• Task objective
Every line with the string "Scattering" should be gathered.

Records from a collection of figures:
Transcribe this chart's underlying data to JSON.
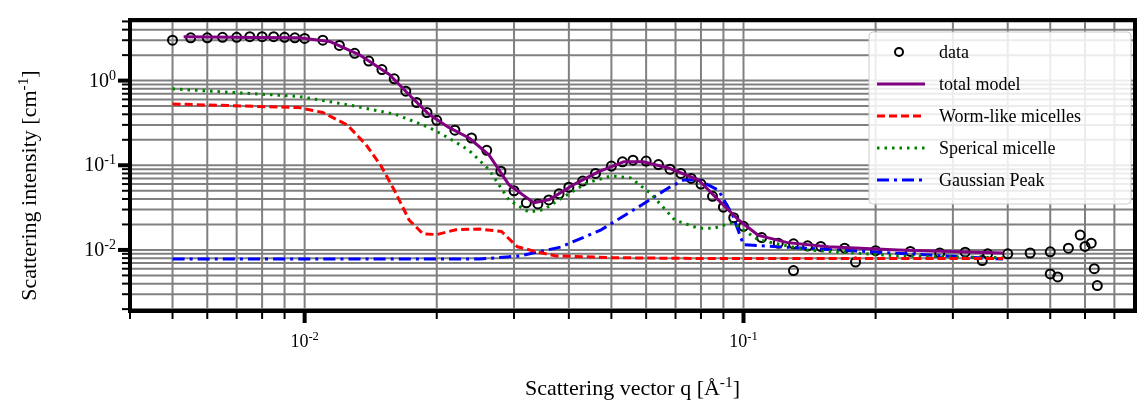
{
  "chart_data": {
    "type": "line",
    "xlabel": "Scattering vector q [Å$^{-1}$]",
    "ylabel": "Scattering intensity [cm$^{-1}$]",
    "log": "xy",
    "grid": true,
    "legend": "top right",
    "xlim": [
      0.004,
      0.78
    ],
    "ylim": [
      0.0019,
      5.2
    ],
    "xticks": [
      {
        "value": 0.004,
        "label": null
      },
      {
        "value": 0.005,
        "label": null
      },
      {
        "value": 0.006,
        "label": null
      },
      {
        "value": 0.007,
        "label": null
      },
      {
        "value": 0.008,
        "label": null
      },
      {
        "value": 0.009,
        "label": null
      },
      {
        "value": 0.01,
        "label": "10$^{-2}$"
      },
      {
        "value": 0.02,
        "label": null
      },
      {
        "value": 0.03,
        "label": null
      },
      {
        "value": 0.04,
        "label": null
      },
      {
        "value": 0.05,
        "label": null
      },
      {
        "value": 0.06,
        "label": null
      },
      {
        "value": 0.07,
        "label": null
      },
      {
        "value": 0.08,
        "label": null
      },
      {
        "value": 0.09,
        "label": null
      },
      {
        "value": 0.1,
        "label": "10$^{-1}$"
      },
      {
        "value": 0.2,
        "label": null
      },
      {
        "value": 0.3,
        "label": null
      },
      {
        "value": 0.4,
        "label": null
      },
      {
        "value": 0.5,
        "label": null
      },
      {
        "value": 0.6,
        "label": null
      },
      {
        "value": 0.7,
        "label": null
      }
    ],
    "yticks": [
      {
        "value": 0.002,
        "label": null
      },
      {
        "value": 0.003,
        "label": null
      },
      {
        "value": 0.004,
        "label": null
      },
      {
        "value": 0.005,
        "label": null
      },
      {
        "value": 0.006,
        "label": null
      },
      {
        "value": 0.007,
        "label": null
      },
      {
        "value": 0.008,
        "label": null
      },
      {
        "value": 0.009,
        "label": null
      },
      {
        "value": 0.01,
        "label": "10$^{-2}$"
      },
      {
        "value": 0.02,
        "label": null
      },
      {
        "value": 0.03,
        "label": null
      },
      {
        "value": 0.04,
        "label": null
      },
      {
        "value": 0.05,
        "label": null
      },
      {
        "value": 0.06,
        "label": null
      },
      {
        "value": 0.07,
        "label": null
      },
      {
        "value": 0.08,
        "label": null
      },
      {
        "value": 0.09,
        "label": null
      },
      {
        "value": 0.1,
        "label": "10$^{-1}$"
      },
      {
        "value": 0.2,
        "label": null
      },
      {
        "value": 0.3,
        "label": null
      },
      {
        "value": 0.4,
        "label": null
      },
      {
        "value": 0.5,
        "label": null
      },
      {
        "value": 0.6,
        "label": null
      },
      {
        "value": 0.7,
        "label": null
      },
      {
        "value": 0.8,
        "label": null
      },
      {
        "value": 0.9,
        "label": null
      },
      {
        "value": 1,
        "label": "10$^{0}$"
      },
      {
        "value": 2,
        "label": null
      },
      {
        "value": 3,
        "label": null
      },
      {
        "value": 4,
        "label": null
      },
      {
        "value": 5,
        "label": null
      }
    ],
    "series": [
      {
        "name": "data",
        "type": "scatter",
        "marker": "circle",
        "color": "#000000",
        "x": [
          0.005,
          0.0055,
          0.006,
          0.0065,
          0.007,
          0.0075,
          0.008,
          0.0085,
          0.009,
          0.0095,
          0.01,
          0.011,
          0.012,
          0.013,
          0.014,
          0.015,
          0.016,
          0.017,
          0.018,
          0.019,
          0.02,
          0.022,
          0.024,
          0.026,
          0.028,
          0.03,
          0.032,
          0.034,
          0.036,
          0.038,
          0.04,
          0.043,
          0.046,
          0.05,
          0.053,
          0.056,
          0.06,
          0.064,
          0.068,
          0.072,
          0.076,
          0.08,
          0.085,
          0.09,
          0.095,
          0.1,
          0.11,
          0.12,
          0.13,
          0.14,
          0.15,
          0.17,
          0.2,
          0.24,
          0.28,
          0.32,
          0.36,
          0.4,
          0.45,
          0.5,
          0.55,
          0.6,
          0.62,
          0.63,
          0.64,
          0.52,
          0.5,
          0.13,
          0.18,
          0.35,
          0.585
        ],
        "values": [
          3.0,
          3.2,
          3.2,
          3.25,
          3.25,
          3.3,
          3.3,
          3.3,
          3.25,
          3.2,
          3.15,
          3.0,
          2.6,
          2.1,
          1.7,
          1.35,
          1.05,
          0.75,
          0.55,
          0.42,
          0.34,
          0.26,
          0.21,
          0.15,
          0.085,
          0.05,
          0.036,
          0.035,
          0.039,
          0.046,
          0.055,
          0.065,
          0.08,
          0.098,
          0.11,
          0.115,
          0.112,
          0.102,
          0.09,
          0.08,
          0.07,
          0.06,
          0.043,
          0.032,
          0.024,
          0.019,
          0.014,
          0.012,
          0.0118,
          0.0112,
          0.011,
          0.0105,
          0.0098,
          0.0096,
          0.0092,
          0.0094,
          0.009,
          0.009,
          0.0092,
          0.0095,
          0.0105,
          0.011,
          0.012,
          0.006,
          0.0038,
          0.0048,
          0.0052,
          0.0057,
          0.0072,
          0.0075,
          0.015
        ]
      },
      {
        "name": "total model",
        "type": "line",
        "line_style": "solid",
        "color": "#800080",
        "x": [
          0.0053,
          0.0097,
          0.0114,
          0.0133,
          0.0156,
          0.0173,
          0.0192,
          0.0213,
          0.0237,
          0.0263,
          0.0292,
          0.0333,
          0.036,
          0.041,
          0.0468,
          0.0533,
          0.0591,
          0.0674,
          0.079,
          0.0876,
          0.0975,
          0.108,
          0.126,
          0.156,
          0.225,
          0.39
        ],
        "values": [
          3.3,
          3.2,
          2.9,
          2.03,
          1.18,
          0.68,
          0.4,
          0.28,
          0.21,
          0.133,
          0.059,
          0.036,
          0.039,
          0.059,
          0.084,
          0.11,
          0.11,
          0.093,
          0.067,
          0.039,
          0.0226,
          0.0149,
          0.0122,
          0.0109,
          0.01,
          0.0092
        ]
      },
      {
        "name": "Worm-like micelles",
        "type": "line",
        "line_style": "dashed",
        "color": "#ff0000",
        "x": [
          0.005,
          0.0097,
          0.011,
          0.0125,
          0.0138,
          0.0149,
          0.016,
          0.0173,
          0.0186,
          0.02,
          0.0221,
          0.025,
          0.0281,
          0.0305,
          0.0338,
          0.0374,
          0.0505,
          0.0833,
          0.139,
          0.39
        ],
        "values": [
          0.53,
          0.48,
          0.42,
          0.3,
          0.175,
          0.1,
          0.051,
          0.0226,
          0.0155,
          0.0152,
          0.0173,
          0.0177,
          0.0165,
          0.0109,
          0.0095,
          0.0085,
          0.0081,
          0.0079,
          0.0079,
          0.0079
        ]
      },
      {
        "name": "Sperical micelle",
        "type": "line",
        "line_style": "dotted",
        "color": "#008000",
        "x": [
          0.005,
          0.0097,
          0.0125,
          0.0161,
          0.0192,
          0.0213,
          0.0237,
          0.0263,
          0.0292,
          0.0324,
          0.0351,
          0.0388,
          0.044,
          0.05,
          0.0553,
          0.0613,
          0.0697,
          0.079,
          0.0854,
          0.0944,
          0.108,
          0.139,
          0.225,
          0.39
        ],
        "values": [
          0.8,
          0.65,
          0.52,
          0.4,
          0.28,
          0.21,
          0.15,
          0.089,
          0.039,
          0.028,
          0.03,
          0.042,
          0.062,
          0.075,
          0.071,
          0.047,
          0.0226,
          0.018,
          0.018,
          0.021,
          0.0132,
          0.01,
          0.0085,
          0.0081
        ]
      },
      {
        "name": "Gaussian Peak",
        "type": "line",
        "line_style": "dashdot",
        "color": "#0000ff",
        "x": [
          0.005,
          0.025,
          0.0309,
          0.0383,
          0.0474,
          0.0586,
          0.0674,
          0.0731,
          0.079,
          0.0876,
          0.0944,
          0.1,
          0.39
        ],
        "values": [
          0.0078,
          0.0078,
          0.0085,
          0.0108,
          0.0173,
          0.034,
          0.054,
          0.067,
          0.067,
          0.051,
          0.026,
          0.0115,
          0.0078
        ]
      }
    ]
  }
}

• Problem solution
    "xlabel": "Scattering vector q [Å$^{-1}$]",
    "ylabel": "Scattering intensity [cm$^{-1}$]",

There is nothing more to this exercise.